▸ What this task involves: Gather each line containing the string "деятельности" from these entries.

▸ Stored rows:

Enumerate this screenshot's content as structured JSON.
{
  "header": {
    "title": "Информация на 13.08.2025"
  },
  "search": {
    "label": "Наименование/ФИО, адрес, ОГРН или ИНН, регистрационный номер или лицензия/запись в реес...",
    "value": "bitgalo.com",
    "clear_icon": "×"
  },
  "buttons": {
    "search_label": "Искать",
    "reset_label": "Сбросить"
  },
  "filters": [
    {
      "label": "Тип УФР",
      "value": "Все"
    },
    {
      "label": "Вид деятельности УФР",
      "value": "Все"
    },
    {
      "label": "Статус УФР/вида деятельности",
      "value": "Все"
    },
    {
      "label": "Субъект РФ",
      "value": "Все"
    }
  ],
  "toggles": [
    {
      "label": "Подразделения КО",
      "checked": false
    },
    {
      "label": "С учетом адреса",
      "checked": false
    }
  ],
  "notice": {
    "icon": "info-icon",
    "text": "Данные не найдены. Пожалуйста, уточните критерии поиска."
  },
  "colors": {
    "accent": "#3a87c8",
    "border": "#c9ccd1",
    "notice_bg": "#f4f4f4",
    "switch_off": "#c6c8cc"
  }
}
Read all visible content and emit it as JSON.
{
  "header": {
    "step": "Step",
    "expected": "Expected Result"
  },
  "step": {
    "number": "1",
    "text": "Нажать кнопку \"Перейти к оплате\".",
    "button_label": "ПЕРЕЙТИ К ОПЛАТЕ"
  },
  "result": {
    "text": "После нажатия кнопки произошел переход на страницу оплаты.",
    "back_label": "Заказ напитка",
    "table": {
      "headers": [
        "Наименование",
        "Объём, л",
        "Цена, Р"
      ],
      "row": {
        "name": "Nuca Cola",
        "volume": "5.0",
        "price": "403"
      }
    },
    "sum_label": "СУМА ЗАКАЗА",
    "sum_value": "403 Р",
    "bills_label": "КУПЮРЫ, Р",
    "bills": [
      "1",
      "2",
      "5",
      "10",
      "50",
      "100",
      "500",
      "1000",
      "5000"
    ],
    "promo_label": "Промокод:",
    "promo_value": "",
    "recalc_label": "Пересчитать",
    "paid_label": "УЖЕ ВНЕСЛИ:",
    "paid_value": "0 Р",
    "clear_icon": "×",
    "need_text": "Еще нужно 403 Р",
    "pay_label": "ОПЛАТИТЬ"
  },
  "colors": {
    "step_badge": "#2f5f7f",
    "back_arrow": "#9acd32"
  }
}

▸ Output of the exercise:
      "label": "Вид деятельности УФР",
      "label": "Статус УФР/вида деятельности",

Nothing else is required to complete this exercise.